§ **Required work**: Reproduce every record below exactly as written, but leave out any pictures.

* START Material for this exercise *

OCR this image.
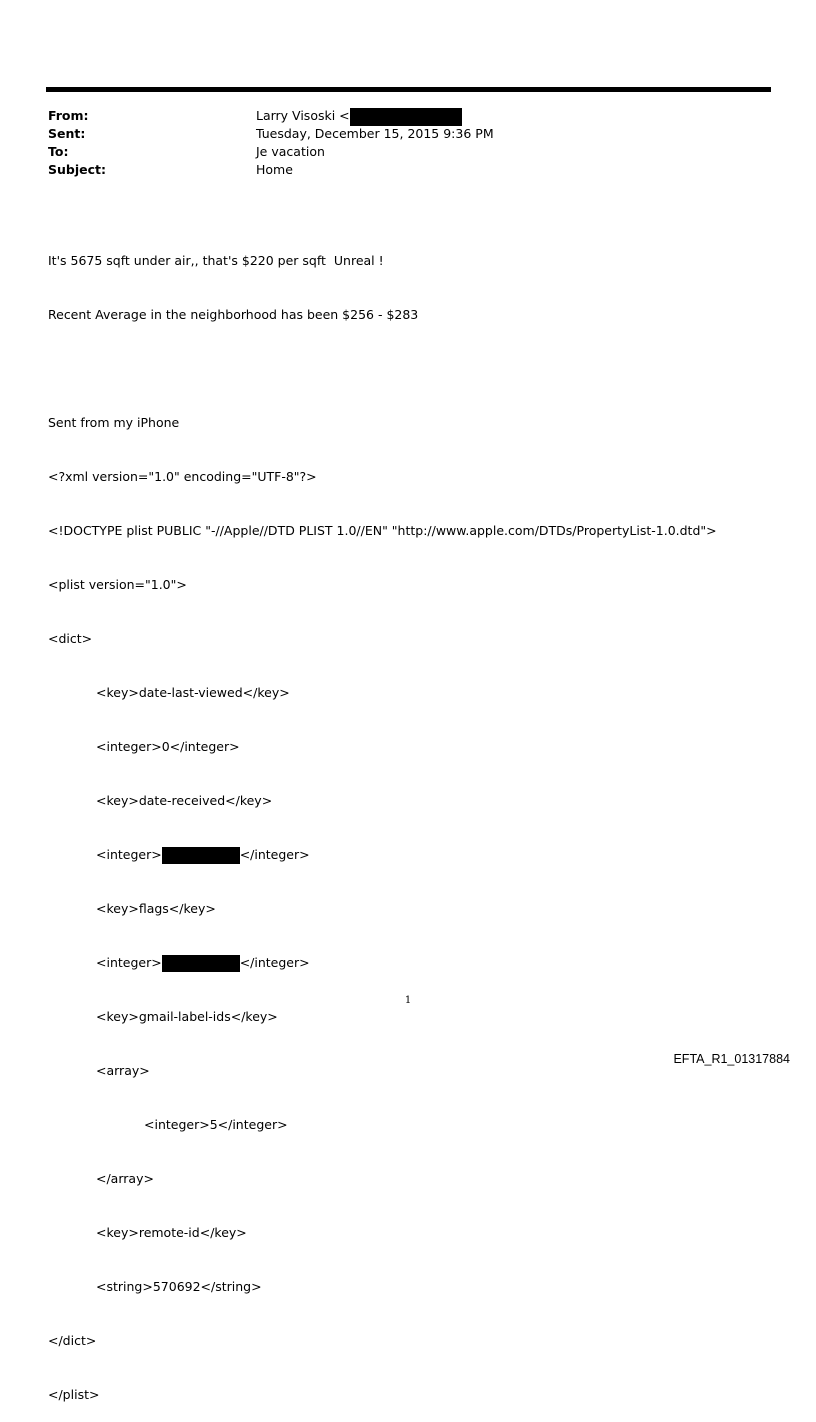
From:	Larry Visoski <
Sent:	Tuesday, December 15, 2015 9:36 PM
To:	Je vacation
Subject:	Home

It's 5675 sqft under air,, that's $220 per sqft  Unreal !

Recent Average in the neighborhood has been $256 - $283

Sent from my iPhone

<?xml version="1.0" encoding="UTF-8"?>

<!DOCTYPE plist PUBLIC "-//Apple//DTD PLIST 1.0//EN" "http://www.apple.com/DTDs/PropertyList-1.0.dtd">

<plist version="1.0">

<dict>

<key>date-last-viewed</key>

<integer>0</integer>

<key>date-received</key>

<integer>	</integer>

<key>flags</key>

<integer>	</integer>

<key>gmail-label-ids</key>

<array>

<integer>5</integer>

</array>

<key>remote-id</key>

<string>570692</string>

</dict>

</plist>

1
EFTA_R1_01317884
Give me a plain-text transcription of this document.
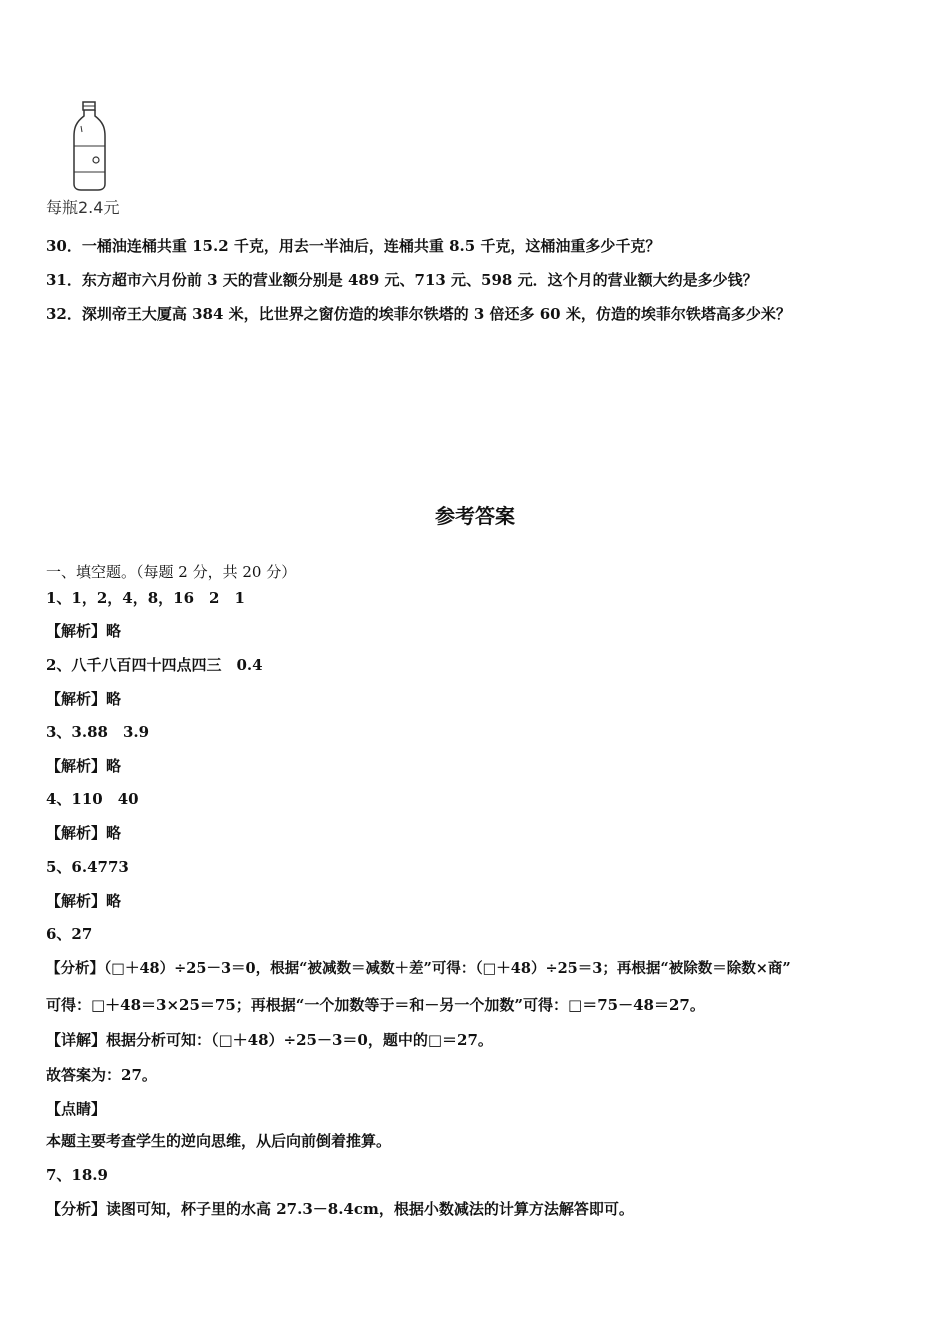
每瓶2.4元
30．一桶油连桶共重 15.2 千克，用去一半油后，连桶共重 8.5 千克，这桶油重多少千克？
31．东方超市六月份前 3 天的营业额分别是 489 元、713 元、598 元．这个月的营业额大约是多少钱？
32．深圳帝王大厦高 384 米，比世界之窗仿造的埃菲尔铁塔的 3 倍还多 60 米，仿造的埃菲尔铁塔高多少米？
参考答案
一、填空题。（每题 2 分，共 20 分）
1、1，2，4，8，16　2　1
【解析】略
2、八千八百四十四点四三　0.4
【解析】略
3、3.88　3.9
【解析】略
4、110　40
【解析】略
5、6.4773
【解析】略
6、27
【分析】（□＋48）÷25－3＝0，根据“被减数＝减数＋差”可得：（□＋48）÷25＝3；再根据“被除数＝除数×商”
可得：□＋48＝3×25＝75；再根据“一个加数等于＝和－另一个加数”可得：□＝75－48＝27。
【详解】根据分析可知：（□＋48）÷25－3＝0，题中的□＝27。
故答案为：27。
【点睛】
本题主要考查学生的逆向思维，从后向前倒着推算。
7、18.9
【分析】读图可知，杯子里的水高 27.3－8.4cm，根据小数减法的计算方法解答即可。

* END Material for this exercise *

§ **Written solution**:
OCR this image.
From:	Larry Visoski <
Sent:	Tuesday, December 15, 2015 9:36 PM
To:	Je vacation
Subject:	Home

It's 5675 sqft under air,, that's $220 per sqft  Unreal !

Recent Average in the neighborhood has been $256 - $283

Sent from my iPhone

<?xml version="1.0" encoding="UTF-8"?>

<!DOCTYPE plist PUBLIC "-//Apple//DTD PLIST 1.0//EN" "http://www.apple.com/DTDs/PropertyList-1.0.dtd">

<plist version="1.0">

<dict>

<key>date-last-viewed</key>

<integer>0</integer>

<key>date-received</key>

<integer>	</integer>

<key>flags</key>

<integer>	</integer>

<key>gmail-label-ids</key>

<array>

<integer>5</integer>

</array>

<key>remote-id</key>

<string>570692</string>

</dict>

</plist>

1
EFTA_R1_01317884
Give me a plain-text transcription of this document.
每瓶2.4元
30．一桶油连桶共重 15.2 千克，用去一半油后，连桶共重 8.5 千克，这桶油重多少千克？
31．东方超市六月份前 3 天的营业额分别是 489 元、713 元、598 元．这个月的营业额大约是多少钱？
32．深圳帝王大厦高 384 米，比世界之窗仿造的埃菲尔铁塔的 3 倍还多 60 米，仿造的埃菲尔铁塔高多少米？
参考答案
一、填空题。（每题 2 分，共 20 分）
1、1，2，4，8，16　2　1
【解析】略
2、八千八百四十四点四三　0.4
【解析】略
3、3.88　3.9
【解析】略
4、110　40
【解析】略
5、6.4773
【解析】略
6、27
【分析】（□＋48）÷25－3＝0，根据“被减数＝减数＋差”可得：（□＋48）÷25＝3；再根据“被除数＝除数×商”
可得：□＋48＝3×25＝75；再根据“一个加数等于＝和－另一个加数”可得：□＝75－48＝27。
【详解】根据分析可知：（□＋48）÷25－3＝0，题中的□＝27。
故答案为：27。
【点睛】
本题主要考查学生的逆向思维，从后向前倒着推算。
7、18.9
【分析】读图可知，杯子里的水高 27.3－8.4cm，根据小数减法的计算方法解答即可。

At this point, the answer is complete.